Stored items from a collection —
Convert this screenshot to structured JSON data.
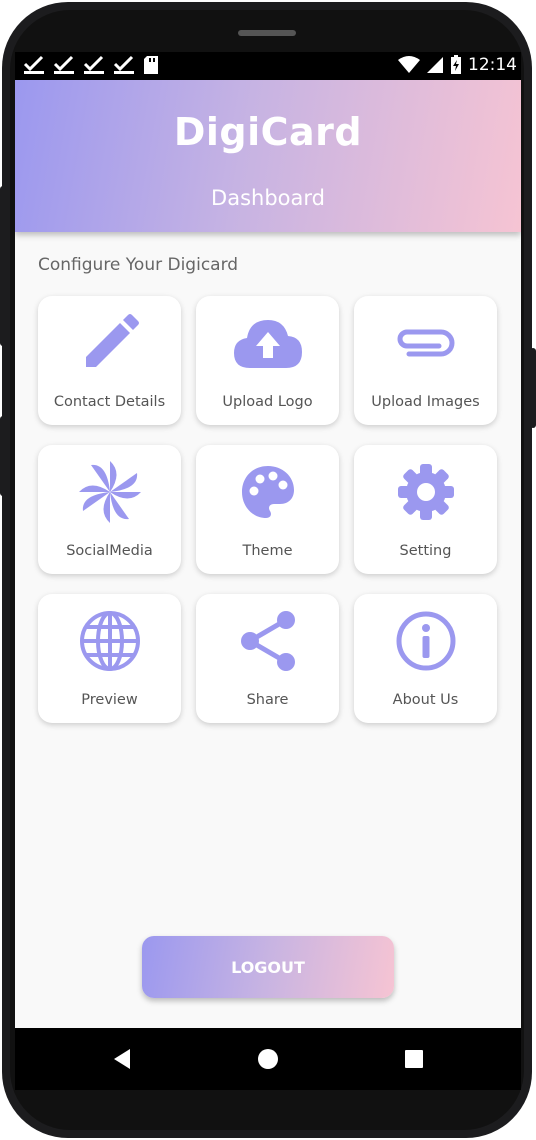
{
  "status_bar": {
    "time": "12:14",
    "left_icons": [
      "check-notification-icon",
      "check-notification-icon",
      "check-notification-icon",
      "check-notification-icon",
      "sd-card-icon"
    ],
    "right_icons": [
      "wifi-icon",
      "cell-signal-icon",
      "battery-charging-icon"
    ]
  },
  "header": {
    "title": "DigiCard",
    "subtitle": "Dashboard",
    "gradient_start": "#9b98ef",
    "gradient_end": "#f6c4d3"
  },
  "section": {
    "label": "Configure Your Digicard"
  },
  "tiles": [
    {
      "label": "Contact Details",
      "icon": "pencil-icon"
    },
    {
      "label": "Upload Logo",
      "icon": "cloud-upload-icon"
    },
    {
      "label": "Upload Images",
      "icon": "paperclip-icon"
    },
    {
      "label": "SocialMedia",
      "icon": "pinwheel-icon"
    },
    {
      "label": "Theme",
      "icon": "palette-icon"
    },
    {
      "label": "Setting",
      "icon": "gear-icon"
    },
    {
      "label": "Preview",
      "icon": "globe-icon"
    },
    {
      "label": "Share",
      "icon": "share-icon"
    },
    {
      "label": "About Us",
      "icon": "info-icon"
    }
  ],
  "icon_color": "#9b98ef",
  "logout": {
    "label": "LOGOUT"
  },
  "nav_bar": {
    "buttons": [
      "back-icon",
      "home-icon",
      "recents-icon"
    ]
  }
}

Your instructions — Quote each record exactly as it stands, minus the pictures.

The reply —
Convert this screenshot to structured JSON data.
{
  "status_bar": {
    "time": "12:14",
    "left_icons": [
      "check-notification-icon",
      "check-notification-icon",
      "check-notification-icon",
      "check-notification-icon",
      "sd-card-icon"
    ],
    "right_icons": [
      "wifi-icon",
      "cell-signal-icon",
      "battery-charging-icon"
    ]
  },
  "header": {
    "title": "DigiCard",
    "subtitle": "Dashboard",
    "gradient_start": "#9b98ef",
    "gradient_end": "#f6c4d3"
  },
  "section": {
    "label": "Configure Your Digicard"
  },
  "tiles": [
    {
      "label": "Contact Details",
      "icon": "pencil-icon"
    },
    {
      "label": "Upload Logo",
      "icon": "cloud-upload-icon"
    },
    {
      "label": "Upload Images",
      "icon": "paperclip-icon"
    },
    {
      "label": "SocialMedia",
      "icon": "pinwheel-icon"
    },
    {
      "label": "Theme",
      "icon": "palette-icon"
    },
    {
      "label": "Setting",
      "icon": "gear-icon"
    },
    {
      "label": "Preview",
      "icon": "globe-icon"
    },
    {
      "label": "Share",
      "icon": "share-icon"
    },
    {
      "label": "About Us",
      "icon": "info-icon"
    }
  ],
  "icon_color": "#9b98ef",
  "logout": {
    "label": "LOGOUT"
  },
  "nav_bar": {
    "buttons": [
      "back-icon",
      "home-icon",
      "recents-icon"
    ]
  }
}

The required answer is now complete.